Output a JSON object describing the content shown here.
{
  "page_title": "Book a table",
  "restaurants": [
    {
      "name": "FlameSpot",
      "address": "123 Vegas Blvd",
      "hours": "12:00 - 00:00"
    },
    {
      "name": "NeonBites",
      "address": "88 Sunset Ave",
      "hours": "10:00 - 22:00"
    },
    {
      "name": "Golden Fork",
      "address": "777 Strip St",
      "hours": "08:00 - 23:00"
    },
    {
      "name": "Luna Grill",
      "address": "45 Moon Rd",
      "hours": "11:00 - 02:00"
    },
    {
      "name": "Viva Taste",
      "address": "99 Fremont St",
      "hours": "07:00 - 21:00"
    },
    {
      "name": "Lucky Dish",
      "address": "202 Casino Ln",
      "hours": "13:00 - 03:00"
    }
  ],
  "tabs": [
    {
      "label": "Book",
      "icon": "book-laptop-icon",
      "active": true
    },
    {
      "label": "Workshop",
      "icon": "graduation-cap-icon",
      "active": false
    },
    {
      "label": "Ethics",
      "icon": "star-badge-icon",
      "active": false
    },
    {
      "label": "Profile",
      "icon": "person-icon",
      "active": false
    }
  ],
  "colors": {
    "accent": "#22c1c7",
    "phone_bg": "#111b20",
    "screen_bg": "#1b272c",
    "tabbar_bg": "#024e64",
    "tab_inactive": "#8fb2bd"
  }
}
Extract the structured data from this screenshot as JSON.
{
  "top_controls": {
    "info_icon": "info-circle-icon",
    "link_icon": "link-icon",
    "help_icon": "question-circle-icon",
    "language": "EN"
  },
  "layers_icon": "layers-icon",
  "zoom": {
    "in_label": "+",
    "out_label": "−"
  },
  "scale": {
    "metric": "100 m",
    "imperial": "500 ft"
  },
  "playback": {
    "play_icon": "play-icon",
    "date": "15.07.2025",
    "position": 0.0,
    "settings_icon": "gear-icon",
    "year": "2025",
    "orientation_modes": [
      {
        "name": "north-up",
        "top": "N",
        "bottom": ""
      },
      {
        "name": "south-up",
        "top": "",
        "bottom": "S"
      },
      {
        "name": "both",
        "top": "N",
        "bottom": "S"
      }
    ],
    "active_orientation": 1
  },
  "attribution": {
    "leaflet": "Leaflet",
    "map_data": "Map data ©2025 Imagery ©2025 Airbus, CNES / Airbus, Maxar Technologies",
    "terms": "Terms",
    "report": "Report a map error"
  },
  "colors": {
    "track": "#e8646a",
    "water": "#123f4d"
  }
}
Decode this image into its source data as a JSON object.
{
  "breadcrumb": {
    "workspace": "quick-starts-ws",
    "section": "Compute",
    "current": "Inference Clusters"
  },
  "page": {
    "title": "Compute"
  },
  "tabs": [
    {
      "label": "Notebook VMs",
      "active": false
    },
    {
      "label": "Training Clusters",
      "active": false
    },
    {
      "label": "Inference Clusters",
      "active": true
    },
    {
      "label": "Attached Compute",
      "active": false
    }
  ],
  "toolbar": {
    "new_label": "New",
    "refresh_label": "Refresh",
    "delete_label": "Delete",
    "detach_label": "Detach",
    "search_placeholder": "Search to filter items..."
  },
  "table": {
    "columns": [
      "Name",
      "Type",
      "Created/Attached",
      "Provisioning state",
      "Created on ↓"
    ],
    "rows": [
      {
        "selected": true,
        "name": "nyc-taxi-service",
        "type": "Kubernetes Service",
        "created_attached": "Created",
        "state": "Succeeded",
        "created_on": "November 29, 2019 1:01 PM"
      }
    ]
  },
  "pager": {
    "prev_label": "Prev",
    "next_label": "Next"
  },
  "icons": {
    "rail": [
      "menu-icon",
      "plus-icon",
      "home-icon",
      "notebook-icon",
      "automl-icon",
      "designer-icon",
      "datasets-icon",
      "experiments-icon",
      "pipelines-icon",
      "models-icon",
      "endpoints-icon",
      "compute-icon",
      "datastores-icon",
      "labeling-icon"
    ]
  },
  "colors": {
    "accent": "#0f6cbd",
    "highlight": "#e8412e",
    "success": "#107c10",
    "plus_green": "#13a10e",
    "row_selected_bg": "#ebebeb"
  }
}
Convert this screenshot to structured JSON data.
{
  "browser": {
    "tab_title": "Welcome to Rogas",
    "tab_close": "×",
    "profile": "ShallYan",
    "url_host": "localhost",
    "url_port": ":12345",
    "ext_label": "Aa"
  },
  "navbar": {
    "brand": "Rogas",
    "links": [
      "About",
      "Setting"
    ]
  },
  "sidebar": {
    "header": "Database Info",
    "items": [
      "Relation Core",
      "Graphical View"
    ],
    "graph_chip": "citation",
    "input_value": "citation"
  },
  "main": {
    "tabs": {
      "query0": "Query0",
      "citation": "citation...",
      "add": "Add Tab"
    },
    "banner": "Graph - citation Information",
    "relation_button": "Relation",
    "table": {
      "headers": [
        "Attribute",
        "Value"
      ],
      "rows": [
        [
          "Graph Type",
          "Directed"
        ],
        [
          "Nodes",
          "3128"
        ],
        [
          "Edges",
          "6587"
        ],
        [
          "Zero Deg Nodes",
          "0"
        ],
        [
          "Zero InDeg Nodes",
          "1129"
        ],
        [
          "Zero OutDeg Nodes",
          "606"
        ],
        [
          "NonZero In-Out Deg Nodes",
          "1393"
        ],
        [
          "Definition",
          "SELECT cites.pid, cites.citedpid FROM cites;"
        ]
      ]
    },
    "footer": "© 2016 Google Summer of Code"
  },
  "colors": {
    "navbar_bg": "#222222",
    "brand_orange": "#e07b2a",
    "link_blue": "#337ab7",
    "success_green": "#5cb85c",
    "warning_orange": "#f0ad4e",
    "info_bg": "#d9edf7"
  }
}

- - -

- THE EXERCISE: The word "items" may appear on some lines of these records; state how many such lines there are, and nothing else.

- COMPLETE RESPONSE: 2